**Written exercise**
What you return should match every record exactly, with the images removed.

>> Start Data

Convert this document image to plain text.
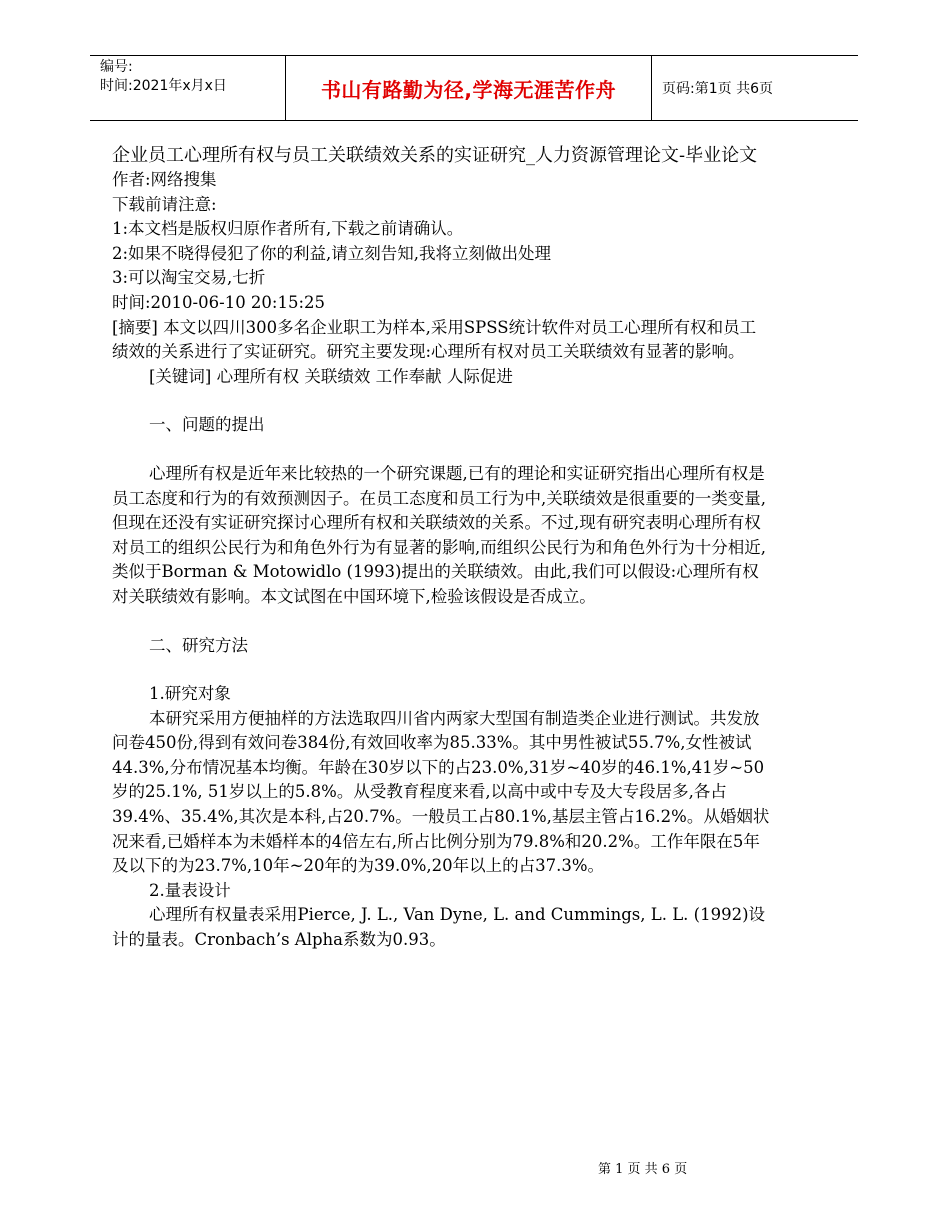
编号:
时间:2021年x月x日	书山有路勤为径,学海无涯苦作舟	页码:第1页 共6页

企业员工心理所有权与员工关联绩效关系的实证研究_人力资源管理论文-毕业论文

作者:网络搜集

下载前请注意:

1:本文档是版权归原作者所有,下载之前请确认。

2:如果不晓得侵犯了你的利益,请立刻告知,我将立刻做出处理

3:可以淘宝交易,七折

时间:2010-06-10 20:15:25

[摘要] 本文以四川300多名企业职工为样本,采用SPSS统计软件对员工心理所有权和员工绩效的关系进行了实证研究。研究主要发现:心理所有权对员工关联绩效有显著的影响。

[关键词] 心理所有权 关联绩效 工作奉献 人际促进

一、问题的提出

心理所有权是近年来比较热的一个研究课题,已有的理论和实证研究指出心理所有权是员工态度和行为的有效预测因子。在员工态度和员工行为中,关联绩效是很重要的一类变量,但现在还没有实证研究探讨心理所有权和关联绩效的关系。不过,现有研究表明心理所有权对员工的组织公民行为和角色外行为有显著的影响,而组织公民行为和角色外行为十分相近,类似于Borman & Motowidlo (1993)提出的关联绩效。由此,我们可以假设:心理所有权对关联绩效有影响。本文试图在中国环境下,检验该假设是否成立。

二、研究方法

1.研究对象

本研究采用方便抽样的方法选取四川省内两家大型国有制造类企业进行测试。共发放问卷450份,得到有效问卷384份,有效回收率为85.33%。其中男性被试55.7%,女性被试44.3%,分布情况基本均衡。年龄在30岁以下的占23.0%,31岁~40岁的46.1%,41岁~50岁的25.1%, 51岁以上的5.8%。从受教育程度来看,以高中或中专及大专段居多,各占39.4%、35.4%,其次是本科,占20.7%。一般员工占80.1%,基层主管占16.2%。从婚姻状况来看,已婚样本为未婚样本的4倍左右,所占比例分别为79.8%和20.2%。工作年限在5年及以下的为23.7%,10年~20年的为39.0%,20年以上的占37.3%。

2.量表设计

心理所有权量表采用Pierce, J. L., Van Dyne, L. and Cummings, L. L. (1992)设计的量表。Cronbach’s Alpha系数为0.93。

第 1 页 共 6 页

>> End Data

**Completed exercise**
Convert this document image to plain text.
编号:
时间:2021年x月x日	书山有路勤为径,学海无涯苦作舟	页码:第1页 共6页

企业员工心理所有权与员工关联绩效关系的实证研究_人力资源管理论文-毕业论文

作者:网络搜集

下载前请注意:

1:本文档是版权归原作者所有,下载之前请确认。

2:如果不晓得侵犯了你的利益,请立刻告知,我将立刻做出处理

3:可以淘宝交易,七折

时间:2010-06-10 20:15:25

[摘要] 本文以四川300多名企业职工为样本,采用SPSS统计软件对员工心理所有权和员工绩效的关系进行了实证研究。研究主要发现:心理所有权对员工关联绩效有显著的影响。

[关键词] 心理所有权 关联绩效 工作奉献 人际促进

一、问题的提出

心理所有权是近年来比较热的一个研究课题,已有的理论和实证研究指出心理所有权是员工态度和行为的有效预测因子。在员工态度和员工行为中,关联绩效是很重要的一类变量,但现在还没有实证研究探讨心理所有权和关联绩效的关系。不过,现有研究表明心理所有权对员工的组织公民行为和角色外行为有显著的影响,而组织公民行为和角色外行为十分相近,类似于Borman & Motowidlo (1993)提出的关联绩效。由此,我们可以假设:心理所有权对关联绩效有影响。本文试图在中国环境下,检验该假设是否成立。

二、研究方法

1.研究对象

本研究采用方便抽样的方法选取四川省内两家大型国有制造类企业进行测试。共发放问卷450份,得到有效问卷384份,有效回收率为85.33%。其中男性被试55.7%,女性被试44.3%,分布情况基本均衡。年龄在30岁以下的占23.0%,31岁~40岁的46.1%,41岁~50岁的25.1%, 51岁以上的5.8%。从受教育程度来看,以高中或中专及大专段居多,各占39.4%、35.4%,其次是本科,占20.7%。一般员工占80.1%,基层主管占16.2%。从婚姻状况来看,已婚样本为未婚样本的4倍左右,所占比例分别为79.8%和20.2%。工作年限在5年及以下的为23.7%,10年~20年的为39.0%,20年以上的占37.3%。

2.量表设计

心理所有权量表采用Pierce, J. L., Van Dyne, L. and Cummings, L. L. (1992)设计的量表。Cronbach’s Alpha系数为0.93。

第 1 页 共 6 页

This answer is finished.